→ Instruction
Without omitting anything, return the records precisely as given.

(Dataset entries on figures)
■ ■ ■
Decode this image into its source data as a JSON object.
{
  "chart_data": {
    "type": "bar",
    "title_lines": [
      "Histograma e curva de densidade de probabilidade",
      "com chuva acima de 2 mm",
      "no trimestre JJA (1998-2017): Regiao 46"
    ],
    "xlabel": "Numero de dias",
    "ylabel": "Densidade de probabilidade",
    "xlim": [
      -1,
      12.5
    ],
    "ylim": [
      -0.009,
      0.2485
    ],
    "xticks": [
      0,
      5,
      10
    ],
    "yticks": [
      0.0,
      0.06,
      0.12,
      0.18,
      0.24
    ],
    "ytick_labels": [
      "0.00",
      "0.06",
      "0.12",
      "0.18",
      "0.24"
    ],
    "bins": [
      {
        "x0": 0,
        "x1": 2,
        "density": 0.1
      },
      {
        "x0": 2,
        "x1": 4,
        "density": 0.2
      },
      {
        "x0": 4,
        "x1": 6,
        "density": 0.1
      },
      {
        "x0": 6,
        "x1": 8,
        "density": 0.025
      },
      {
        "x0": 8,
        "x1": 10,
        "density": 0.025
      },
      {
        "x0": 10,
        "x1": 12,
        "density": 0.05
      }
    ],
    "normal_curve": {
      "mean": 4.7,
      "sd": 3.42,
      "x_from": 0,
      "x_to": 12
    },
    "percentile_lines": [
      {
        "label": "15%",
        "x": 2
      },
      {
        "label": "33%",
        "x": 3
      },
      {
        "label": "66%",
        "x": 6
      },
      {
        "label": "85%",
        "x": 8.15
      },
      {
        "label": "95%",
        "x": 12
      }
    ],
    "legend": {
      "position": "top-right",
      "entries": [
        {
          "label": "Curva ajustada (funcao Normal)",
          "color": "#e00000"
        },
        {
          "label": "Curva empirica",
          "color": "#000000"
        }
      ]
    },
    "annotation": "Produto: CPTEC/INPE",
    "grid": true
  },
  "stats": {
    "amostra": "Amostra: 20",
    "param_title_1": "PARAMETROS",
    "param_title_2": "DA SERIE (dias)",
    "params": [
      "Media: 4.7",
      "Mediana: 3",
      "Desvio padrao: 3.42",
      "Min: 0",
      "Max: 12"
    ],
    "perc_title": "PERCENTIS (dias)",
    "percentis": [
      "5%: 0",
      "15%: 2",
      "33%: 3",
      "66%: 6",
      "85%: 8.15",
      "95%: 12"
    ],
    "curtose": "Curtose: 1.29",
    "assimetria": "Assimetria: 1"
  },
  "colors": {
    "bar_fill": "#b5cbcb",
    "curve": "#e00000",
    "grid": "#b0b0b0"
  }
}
■ ■ ■
→ Problem solution
Decode this image into its source data as a JSON object.
{
  "chart_data": {
    "type": "bar",
    "title_lines": [
      "Histograma e curva de densidade de probabilidade",
      "com chuva acima de 2 mm",
      "no trimestre JJA (1998-2017): Regiao 46"
    ],
    "xlabel": "Numero de dias",
    "ylabel": "Densidade de probabilidade",
    "xlim": [
      -1,
      12.5
    ],
    "ylim": [
      -0.009,
      0.2485
    ],
    "xticks": [
      0,
      5,
      10
    ],
    "yticks": [
      0.0,
      0.06,
      0.12,
      0.18,
      0.24
    ],
    "ytick_labels": [
      "0.00",
      "0.06",
      "0.12",
      "0.18",
      "0.24"
    ],
    "bins": [
      {
        "x0": 0,
        "x1": 2,
        "density": 0.1
      },
      {
        "x0": 2,
        "x1": 4,
        "density": 0.2
      },
      {
        "x0": 4,
        "x1": 6,
        "density": 0.1
      },
      {
        "x0": 6,
        "x1": 8,
        "density": 0.025
      },
      {
        "x0": 8,
        "x1": 10,
        "density": 0.025
      },
      {
        "x0": 10,
        "x1": 12,
        "density": 0.05
      }
    ],
    "normal_curve": {
      "mean": 4.7,
      "sd": 3.42,
      "x_from": 0,
      "x_to": 12
    },
    "percentile_lines": [
      {
        "label": "15%",
        "x": 2
      },
      {
        "label": "33%",
        "x": 3
      },
      {
        "label": "66%",
        "x": 6
      },
      {
        "label": "85%",
        "x": 8.15
      },
      {
        "label": "95%",
        "x": 12
      }
    ],
    "legend": {
      "position": "top-right",
      "entries": [
        {
          "label": "Curva ajustada (funcao Normal)",
          "color": "#e00000"
        },
        {
          "label": "Curva empirica",
          "color": "#000000"
        }
      ]
    },
    "annotation": "Produto: CPTEC/INPE",
    "grid": true
  },
  "stats": {
    "amostra": "Amostra: 20",
    "param_title_1": "PARAMETROS",
    "param_title_2": "DA SERIE (dias)",
    "params": [
      "Media: 4.7",
      "Mediana: 3",
      "Desvio padrao: 3.42",
      "Min: 0",
      "Max: 12"
    ],
    "perc_title": "PERCENTIS (dias)",
    "percentis": [
      "5%: 0",
      "15%: 2",
      "33%: 3",
      "66%: 6",
      "85%: 8.15",
      "95%: 12"
    ],
    "curtose": "Curtose: 1.29",
    "assimetria": "Assimetria: 1"
  },
  "colors": {
    "bar_fill": "#b5cbcb",
    "curve": "#e00000",
    "grid": "#b0b0b0"
  }
}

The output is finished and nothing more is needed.